**WORK TO COMPLETE**
In the records below, find each line containing the word "name" and copy it.

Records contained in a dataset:
▬▬▬▬▬▬

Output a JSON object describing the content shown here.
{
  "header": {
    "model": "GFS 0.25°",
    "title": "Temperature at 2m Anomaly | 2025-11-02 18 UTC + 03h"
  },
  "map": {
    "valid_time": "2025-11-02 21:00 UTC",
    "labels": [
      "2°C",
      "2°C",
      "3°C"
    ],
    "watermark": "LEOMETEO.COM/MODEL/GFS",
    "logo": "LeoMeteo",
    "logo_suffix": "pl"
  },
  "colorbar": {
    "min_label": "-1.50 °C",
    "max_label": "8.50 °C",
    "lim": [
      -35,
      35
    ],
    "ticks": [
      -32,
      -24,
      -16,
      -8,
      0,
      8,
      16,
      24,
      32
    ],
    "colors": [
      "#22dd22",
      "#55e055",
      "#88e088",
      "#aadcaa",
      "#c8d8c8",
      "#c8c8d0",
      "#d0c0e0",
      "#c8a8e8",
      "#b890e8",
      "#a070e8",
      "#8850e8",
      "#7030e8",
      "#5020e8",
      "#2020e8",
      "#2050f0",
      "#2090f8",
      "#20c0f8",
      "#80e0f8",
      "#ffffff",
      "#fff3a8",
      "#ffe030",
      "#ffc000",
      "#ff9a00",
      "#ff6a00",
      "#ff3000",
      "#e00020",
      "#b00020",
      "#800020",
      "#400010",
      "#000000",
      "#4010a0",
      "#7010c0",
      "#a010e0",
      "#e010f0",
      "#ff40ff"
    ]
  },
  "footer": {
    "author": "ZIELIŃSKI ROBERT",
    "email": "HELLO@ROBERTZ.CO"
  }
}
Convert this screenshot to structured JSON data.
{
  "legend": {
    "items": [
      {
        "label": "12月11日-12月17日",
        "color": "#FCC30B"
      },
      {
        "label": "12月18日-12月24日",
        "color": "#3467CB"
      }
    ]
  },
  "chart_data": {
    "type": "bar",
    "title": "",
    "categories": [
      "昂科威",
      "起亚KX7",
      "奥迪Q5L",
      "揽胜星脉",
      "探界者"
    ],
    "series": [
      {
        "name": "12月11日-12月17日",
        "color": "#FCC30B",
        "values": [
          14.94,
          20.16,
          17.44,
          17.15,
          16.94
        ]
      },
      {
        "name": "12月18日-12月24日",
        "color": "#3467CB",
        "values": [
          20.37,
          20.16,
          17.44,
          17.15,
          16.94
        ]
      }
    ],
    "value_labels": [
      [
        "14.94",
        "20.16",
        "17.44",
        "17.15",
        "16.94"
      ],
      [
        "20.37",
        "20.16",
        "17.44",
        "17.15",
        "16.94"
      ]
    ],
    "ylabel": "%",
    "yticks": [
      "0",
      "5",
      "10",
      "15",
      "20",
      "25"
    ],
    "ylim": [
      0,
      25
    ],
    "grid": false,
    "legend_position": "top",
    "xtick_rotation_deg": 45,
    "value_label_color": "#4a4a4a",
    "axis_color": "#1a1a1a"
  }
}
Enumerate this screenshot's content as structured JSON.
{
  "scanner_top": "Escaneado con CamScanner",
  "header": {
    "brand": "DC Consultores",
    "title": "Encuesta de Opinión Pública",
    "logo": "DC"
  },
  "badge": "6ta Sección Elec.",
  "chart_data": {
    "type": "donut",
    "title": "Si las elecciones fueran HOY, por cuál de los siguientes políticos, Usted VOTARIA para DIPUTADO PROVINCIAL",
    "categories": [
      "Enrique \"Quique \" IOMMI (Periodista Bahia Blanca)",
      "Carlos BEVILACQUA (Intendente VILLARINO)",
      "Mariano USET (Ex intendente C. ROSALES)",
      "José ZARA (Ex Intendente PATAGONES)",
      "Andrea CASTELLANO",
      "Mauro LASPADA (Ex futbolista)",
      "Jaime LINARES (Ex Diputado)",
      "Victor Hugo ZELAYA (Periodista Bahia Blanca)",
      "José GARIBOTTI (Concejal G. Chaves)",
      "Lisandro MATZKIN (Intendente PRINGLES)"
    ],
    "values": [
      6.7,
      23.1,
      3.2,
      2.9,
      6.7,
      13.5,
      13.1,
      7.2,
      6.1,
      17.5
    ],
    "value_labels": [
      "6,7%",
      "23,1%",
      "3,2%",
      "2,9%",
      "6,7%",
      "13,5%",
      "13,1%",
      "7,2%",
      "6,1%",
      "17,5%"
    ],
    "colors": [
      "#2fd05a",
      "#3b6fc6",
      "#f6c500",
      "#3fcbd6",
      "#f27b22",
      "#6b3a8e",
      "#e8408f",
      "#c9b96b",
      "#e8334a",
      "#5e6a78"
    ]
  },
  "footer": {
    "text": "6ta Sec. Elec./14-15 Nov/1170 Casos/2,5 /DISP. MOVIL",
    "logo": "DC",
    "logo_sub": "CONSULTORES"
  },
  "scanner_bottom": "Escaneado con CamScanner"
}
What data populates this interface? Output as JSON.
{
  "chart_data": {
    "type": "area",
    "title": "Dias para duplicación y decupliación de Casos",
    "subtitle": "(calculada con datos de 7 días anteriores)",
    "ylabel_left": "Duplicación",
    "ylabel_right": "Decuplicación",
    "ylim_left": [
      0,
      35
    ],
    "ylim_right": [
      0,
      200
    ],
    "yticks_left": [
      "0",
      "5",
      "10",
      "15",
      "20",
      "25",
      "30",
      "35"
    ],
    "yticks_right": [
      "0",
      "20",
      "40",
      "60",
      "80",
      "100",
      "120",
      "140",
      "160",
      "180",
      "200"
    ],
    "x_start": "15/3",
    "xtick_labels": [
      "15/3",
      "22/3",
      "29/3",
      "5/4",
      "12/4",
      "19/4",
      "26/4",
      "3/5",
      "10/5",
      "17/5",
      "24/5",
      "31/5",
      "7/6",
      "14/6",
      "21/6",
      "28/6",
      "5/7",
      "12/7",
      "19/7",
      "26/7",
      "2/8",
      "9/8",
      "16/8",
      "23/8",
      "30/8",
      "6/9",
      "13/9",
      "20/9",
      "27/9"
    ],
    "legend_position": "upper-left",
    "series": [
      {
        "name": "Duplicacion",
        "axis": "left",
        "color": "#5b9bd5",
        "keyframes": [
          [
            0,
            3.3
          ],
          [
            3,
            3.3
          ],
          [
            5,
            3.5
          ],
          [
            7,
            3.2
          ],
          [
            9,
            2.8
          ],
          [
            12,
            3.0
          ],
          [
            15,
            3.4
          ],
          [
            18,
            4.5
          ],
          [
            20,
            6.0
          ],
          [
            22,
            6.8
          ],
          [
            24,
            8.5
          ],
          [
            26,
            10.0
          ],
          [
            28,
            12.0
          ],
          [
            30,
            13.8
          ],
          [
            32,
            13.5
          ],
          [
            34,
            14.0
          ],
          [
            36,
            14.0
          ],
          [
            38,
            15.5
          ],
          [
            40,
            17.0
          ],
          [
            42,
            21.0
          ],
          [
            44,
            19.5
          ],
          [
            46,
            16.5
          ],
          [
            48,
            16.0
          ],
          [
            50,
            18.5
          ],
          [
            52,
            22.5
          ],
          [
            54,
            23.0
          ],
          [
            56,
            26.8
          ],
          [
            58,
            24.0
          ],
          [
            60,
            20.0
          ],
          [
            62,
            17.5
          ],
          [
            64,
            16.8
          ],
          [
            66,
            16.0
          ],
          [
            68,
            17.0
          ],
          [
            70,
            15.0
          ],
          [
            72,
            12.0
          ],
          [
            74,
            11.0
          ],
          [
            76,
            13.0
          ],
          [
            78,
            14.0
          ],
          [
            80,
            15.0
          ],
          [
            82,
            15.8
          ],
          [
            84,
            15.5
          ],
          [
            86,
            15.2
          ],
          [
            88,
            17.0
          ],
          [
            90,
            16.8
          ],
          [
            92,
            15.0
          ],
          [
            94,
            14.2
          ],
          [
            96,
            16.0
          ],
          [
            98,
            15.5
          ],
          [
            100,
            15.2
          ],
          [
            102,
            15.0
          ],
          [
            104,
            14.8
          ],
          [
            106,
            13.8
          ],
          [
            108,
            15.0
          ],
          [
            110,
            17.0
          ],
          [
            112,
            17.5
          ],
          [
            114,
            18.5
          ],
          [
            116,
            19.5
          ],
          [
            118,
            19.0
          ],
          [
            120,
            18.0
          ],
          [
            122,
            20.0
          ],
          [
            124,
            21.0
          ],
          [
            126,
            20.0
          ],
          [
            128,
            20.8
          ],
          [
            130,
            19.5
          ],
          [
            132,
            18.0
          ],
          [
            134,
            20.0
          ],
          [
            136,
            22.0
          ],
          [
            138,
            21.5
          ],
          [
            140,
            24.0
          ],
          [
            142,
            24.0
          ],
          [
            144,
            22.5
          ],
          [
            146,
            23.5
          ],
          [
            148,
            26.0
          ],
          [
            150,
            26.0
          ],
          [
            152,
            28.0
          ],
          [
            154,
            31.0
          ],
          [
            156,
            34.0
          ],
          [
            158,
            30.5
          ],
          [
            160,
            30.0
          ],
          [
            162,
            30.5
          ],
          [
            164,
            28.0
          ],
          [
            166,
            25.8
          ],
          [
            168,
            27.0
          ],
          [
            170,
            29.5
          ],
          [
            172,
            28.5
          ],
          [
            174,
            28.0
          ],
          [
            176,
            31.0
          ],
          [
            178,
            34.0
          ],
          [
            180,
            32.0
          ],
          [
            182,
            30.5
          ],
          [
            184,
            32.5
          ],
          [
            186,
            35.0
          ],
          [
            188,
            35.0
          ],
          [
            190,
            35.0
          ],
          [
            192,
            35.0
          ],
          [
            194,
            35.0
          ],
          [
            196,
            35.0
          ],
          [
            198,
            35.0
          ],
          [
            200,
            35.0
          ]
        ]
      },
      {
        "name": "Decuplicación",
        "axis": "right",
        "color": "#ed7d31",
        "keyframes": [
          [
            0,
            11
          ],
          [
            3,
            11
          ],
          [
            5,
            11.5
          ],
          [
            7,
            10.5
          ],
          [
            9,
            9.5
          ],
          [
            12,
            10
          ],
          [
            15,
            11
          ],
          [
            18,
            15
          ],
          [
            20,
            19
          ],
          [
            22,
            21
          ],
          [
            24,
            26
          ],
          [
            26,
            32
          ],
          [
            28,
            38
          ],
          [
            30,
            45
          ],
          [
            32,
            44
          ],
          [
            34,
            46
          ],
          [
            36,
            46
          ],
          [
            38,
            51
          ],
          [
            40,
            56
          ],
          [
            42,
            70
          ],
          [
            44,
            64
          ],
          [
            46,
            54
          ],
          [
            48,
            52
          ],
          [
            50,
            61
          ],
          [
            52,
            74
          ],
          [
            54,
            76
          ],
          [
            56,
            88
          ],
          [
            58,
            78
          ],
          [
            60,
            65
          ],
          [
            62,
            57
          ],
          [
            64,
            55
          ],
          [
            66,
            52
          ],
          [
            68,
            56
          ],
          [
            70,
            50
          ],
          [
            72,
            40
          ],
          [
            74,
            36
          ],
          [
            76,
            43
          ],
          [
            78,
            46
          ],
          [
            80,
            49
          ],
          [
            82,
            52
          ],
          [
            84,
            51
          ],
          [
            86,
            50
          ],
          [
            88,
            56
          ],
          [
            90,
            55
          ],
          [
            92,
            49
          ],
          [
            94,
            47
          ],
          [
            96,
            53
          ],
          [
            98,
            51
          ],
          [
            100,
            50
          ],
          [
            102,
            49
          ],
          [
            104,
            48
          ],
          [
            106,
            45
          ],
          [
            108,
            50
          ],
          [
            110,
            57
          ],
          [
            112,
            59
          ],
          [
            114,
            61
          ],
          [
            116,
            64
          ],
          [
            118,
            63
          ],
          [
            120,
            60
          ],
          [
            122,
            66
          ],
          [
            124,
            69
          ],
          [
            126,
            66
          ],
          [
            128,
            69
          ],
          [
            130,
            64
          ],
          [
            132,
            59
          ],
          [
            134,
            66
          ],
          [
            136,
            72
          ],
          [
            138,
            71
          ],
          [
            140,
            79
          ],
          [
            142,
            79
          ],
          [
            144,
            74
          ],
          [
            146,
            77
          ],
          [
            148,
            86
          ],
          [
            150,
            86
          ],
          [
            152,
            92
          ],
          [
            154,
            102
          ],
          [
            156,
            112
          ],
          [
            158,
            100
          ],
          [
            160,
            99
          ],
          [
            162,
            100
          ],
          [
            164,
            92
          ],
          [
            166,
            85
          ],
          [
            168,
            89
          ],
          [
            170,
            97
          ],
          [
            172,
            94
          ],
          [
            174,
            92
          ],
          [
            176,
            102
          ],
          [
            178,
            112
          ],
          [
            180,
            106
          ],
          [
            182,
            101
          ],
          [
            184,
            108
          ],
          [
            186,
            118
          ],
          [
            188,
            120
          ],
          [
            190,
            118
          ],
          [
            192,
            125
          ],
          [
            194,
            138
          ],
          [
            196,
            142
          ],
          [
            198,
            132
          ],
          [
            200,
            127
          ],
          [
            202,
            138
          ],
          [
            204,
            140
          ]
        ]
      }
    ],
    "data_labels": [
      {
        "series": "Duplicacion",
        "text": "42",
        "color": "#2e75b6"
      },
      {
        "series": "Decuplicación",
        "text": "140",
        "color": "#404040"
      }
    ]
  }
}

▬▬▬▬▬▬

**CORRECT OUTPUT**
        "name": "12月11日-12月17日",
        "name": "12月18日-12月24日",
        "name": "Duplicacion",
        "name": "Decuplicación",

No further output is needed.